### Stated problem
Copy all lines holding the word "next" from the entries.

— START OF Supplied data —

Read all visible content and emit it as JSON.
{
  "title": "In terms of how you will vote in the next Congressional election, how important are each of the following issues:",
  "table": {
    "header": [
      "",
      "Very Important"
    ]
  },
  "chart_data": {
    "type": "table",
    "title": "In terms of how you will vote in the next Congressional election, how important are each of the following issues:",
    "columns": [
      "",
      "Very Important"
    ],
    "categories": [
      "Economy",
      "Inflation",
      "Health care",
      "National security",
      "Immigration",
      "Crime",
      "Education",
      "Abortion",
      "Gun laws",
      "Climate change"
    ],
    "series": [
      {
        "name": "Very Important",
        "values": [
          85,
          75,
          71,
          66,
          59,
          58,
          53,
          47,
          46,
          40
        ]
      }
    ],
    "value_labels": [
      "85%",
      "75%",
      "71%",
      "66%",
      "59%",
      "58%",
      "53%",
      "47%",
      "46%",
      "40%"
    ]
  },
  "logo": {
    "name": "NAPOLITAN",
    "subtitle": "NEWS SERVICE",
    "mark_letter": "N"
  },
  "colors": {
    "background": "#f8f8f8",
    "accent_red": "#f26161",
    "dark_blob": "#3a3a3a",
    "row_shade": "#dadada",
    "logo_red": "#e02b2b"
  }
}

— END OF Supplied data —

### Full solution
  "title": "In terms of how you will vote in the next Congressional election, how important are each of the following issues:",
    "title": "In terms of how you will vote in the next Congressional election, how important are each of the following issues:",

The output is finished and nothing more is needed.